### THE TASK
Copy every entry exactly.

------------------------------------------------

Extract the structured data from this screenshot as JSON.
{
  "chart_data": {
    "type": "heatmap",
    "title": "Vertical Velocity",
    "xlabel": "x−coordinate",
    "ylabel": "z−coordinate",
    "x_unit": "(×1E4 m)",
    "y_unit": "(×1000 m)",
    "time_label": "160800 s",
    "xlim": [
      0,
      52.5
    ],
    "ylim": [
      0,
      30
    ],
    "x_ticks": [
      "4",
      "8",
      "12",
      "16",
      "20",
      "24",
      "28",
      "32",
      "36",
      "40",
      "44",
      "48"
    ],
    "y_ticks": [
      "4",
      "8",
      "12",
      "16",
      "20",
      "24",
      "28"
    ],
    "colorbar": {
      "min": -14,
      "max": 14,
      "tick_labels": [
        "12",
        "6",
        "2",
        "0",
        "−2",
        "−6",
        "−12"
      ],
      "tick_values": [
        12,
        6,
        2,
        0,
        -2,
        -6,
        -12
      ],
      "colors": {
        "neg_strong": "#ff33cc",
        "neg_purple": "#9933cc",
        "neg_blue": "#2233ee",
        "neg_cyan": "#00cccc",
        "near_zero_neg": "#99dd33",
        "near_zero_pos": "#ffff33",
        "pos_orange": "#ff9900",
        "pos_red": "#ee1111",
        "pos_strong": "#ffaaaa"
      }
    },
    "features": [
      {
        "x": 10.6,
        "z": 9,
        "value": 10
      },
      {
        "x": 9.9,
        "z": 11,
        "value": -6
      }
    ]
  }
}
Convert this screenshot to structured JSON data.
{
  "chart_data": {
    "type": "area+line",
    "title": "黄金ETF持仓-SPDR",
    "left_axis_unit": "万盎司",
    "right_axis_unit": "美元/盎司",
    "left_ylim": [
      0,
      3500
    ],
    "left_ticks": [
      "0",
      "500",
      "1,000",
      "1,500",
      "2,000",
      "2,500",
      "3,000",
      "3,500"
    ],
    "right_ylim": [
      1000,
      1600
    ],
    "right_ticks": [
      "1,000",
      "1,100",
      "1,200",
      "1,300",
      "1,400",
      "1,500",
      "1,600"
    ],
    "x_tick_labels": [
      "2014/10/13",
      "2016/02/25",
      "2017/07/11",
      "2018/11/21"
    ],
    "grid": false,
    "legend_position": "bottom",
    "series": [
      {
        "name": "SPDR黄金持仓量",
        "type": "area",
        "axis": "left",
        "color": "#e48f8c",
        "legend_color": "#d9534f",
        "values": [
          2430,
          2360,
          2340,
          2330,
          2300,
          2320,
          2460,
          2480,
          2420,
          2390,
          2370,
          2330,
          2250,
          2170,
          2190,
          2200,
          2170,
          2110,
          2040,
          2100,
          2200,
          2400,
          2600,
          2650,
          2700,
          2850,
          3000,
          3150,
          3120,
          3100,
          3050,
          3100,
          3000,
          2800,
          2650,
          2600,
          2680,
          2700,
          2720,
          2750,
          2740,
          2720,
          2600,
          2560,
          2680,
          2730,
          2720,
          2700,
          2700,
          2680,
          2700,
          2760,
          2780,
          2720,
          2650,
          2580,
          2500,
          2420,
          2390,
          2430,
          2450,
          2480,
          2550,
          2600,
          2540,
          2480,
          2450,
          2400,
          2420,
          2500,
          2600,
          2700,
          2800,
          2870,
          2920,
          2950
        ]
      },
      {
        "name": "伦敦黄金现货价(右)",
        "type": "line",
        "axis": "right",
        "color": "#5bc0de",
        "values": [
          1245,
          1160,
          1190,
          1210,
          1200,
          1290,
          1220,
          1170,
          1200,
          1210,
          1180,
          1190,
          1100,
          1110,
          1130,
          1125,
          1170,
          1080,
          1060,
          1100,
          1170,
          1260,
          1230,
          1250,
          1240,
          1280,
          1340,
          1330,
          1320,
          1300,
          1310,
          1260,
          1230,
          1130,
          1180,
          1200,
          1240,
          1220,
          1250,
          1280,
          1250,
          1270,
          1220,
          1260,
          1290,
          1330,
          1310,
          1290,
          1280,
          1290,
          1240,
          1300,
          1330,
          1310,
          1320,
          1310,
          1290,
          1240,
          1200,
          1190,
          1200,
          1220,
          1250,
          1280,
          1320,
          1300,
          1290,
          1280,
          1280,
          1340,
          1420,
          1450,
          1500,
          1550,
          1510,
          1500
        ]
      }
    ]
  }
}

------------------------------------------------

### TASK RESULT
Extract the structured data from this screenshot as JSON.
{
  "chart_data": {
    "type": "heatmap",
    "title": "Vertical Velocity",
    "xlabel": "x−coordinate",
    "ylabel": "z−coordinate",
    "x_unit": "(×1E4 m)",
    "y_unit": "(×1000 m)",
    "time_label": "160800 s",
    "xlim": [
      0,
      52.5
    ],
    "ylim": [
      0,
      30
    ],
    "x_ticks": [
      "4",
      "8",
      "12",
      "16",
      "20",
      "24",
      "28",
      "32",
      "36",
      "40",
      "44",
      "48"
    ],
    "y_ticks": [
      "4",
      "8",
      "12",
      "16",
      "20",
      "24",
      "28"
    ],
    "colorbar": {
      "min": -14,
      "max": 14,
      "tick_labels": [
        "12",
        "6",
        "2",
        "0",
        "−2",
        "−6",
        "−12"
      ],
      "tick_values": [
        12,
        6,
        2,
        0,
        -2,
        -6,
        -12
      ],
      "colors": {
        "neg_strong": "#ff33cc",
        "neg_purple": "#9933cc",
        "neg_blue": "#2233ee",
        "neg_cyan": "#00cccc",
        "near_zero_neg": "#99dd33",
        "near_zero_pos": "#ffff33",
        "pos_orange": "#ff9900",
        "pos_red": "#ee1111",
        "pos_strong": "#ffaaaa"
      }
    },
    "features": [
      {
        "x": 10.6,
        "z": 9,
        "value": 10
      },
      {
        "x": 9.9,
        "z": 11,
        "value": -6
      }
    ]
  }
}
Convert this screenshot to structured JSON data.
{
  "chart_data": {
    "type": "area+line",
    "title": "黄金ETF持仓-SPDR",
    "left_axis_unit": "万盎司",
    "right_axis_unit": "美元/盎司",
    "left_ylim": [
      0,
      3500
    ],
    "left_ticks": [
      "0",
      "500",
      "1,000",
      "1,500",
      "2,000",
      "2,500",
      "3,000",
      "3,500"
    ],
    "right_ylim": [
      1000,
      1600
    ],
    "right_ticks": [
      "1,000",
      "1,100",
      "1,200",
      "1,300",
      "1,400",
      "1,500",
      "1,600"
    ],
    "x_tick_labels": [
      "2014/10/13",
      "2016/02/25",
      "2017/07/11",
      "2018/11/21"
    ],
    "grid": false,
    "legend_position": "bottom",
    "series": [
      {
        "name": "SPDR黄金持仓量",
        "type": "area",
        "axis": "left",
        "color": "#e48f8c",
        "legend_color": "#d9534f",
        "values": [
          2430,
          2360,
          2340,
          2330,
          2300,
          2320,
          2460,
          2480,
          2420,
          2390,
          2370,
          2330,
          2250,
          2170,
          2190,
          2200,
          2170,
          2110,
          2040,
          2100,
          2200,
          2400,
          2600,
          2650,
          2700,
          2850,
          3000,
          3150,
          3120,
          3100,
          3050,
          3100,
          3000,
          2800,
          2650,
          2600,
          2680,
          2700,
          2720,
          2750,
          2740,
          2720,
          2600,
          2560,
          2680,
          2730,
          2720,
          2700,
          2700,
          2680,
          2700,
          2760,
          2780,
          2720,
          2650,
          2580,
          2500,
          2420,
          2390,
          2430,
          2450,
          2480,
          2550,
          2600,
          2540,
          2480,
          2450,
          2400,
          2420,
          2500,
          2600,
          2700,
          2800,
          2870,
          2920,
          2950
        ]
      },
      {
        "name": "伦敦黄金现货价(右)",
        "type": "line",
        "axis": "right",
        "color": "#5bc0de",
        "values": [
          1245,
          1160,
          1190,
          1210,
          1200,
          1290,
          1220,
          1170,
          1200,
          1210,
          1180,
          1190,
          1100,
          1110,
          1130,
          1125,
          1170,
          1080,
          1060,
          1100,
          1170,
          1260,
          1230,
          1250,
          1240,
          1280,
          1340,
          1330,
          1320,
          1300,
          1310,
          1260,
          1230,
          1130,
          1180,
          1200,
          1240,
          1220,
          1250,
          1280,
          1250,
          1270,
          1220,
          1260,
          1290,
          1330,
          1310,
          1290,
          1280,
          1290,
          1240,
          1300,
          1330,
          1310,
          1320,
          1310,
          1290,
          1240,
          1200,
          1190,
          1200,
          1220,
          1250,
          1280,
          1320,
          1300,
          1290,
          1280,
          1280,
          1340,
          1420,
          1450,
          1500,
          1550,
          1510,
          1500
        ]
      }
    ]
  }
}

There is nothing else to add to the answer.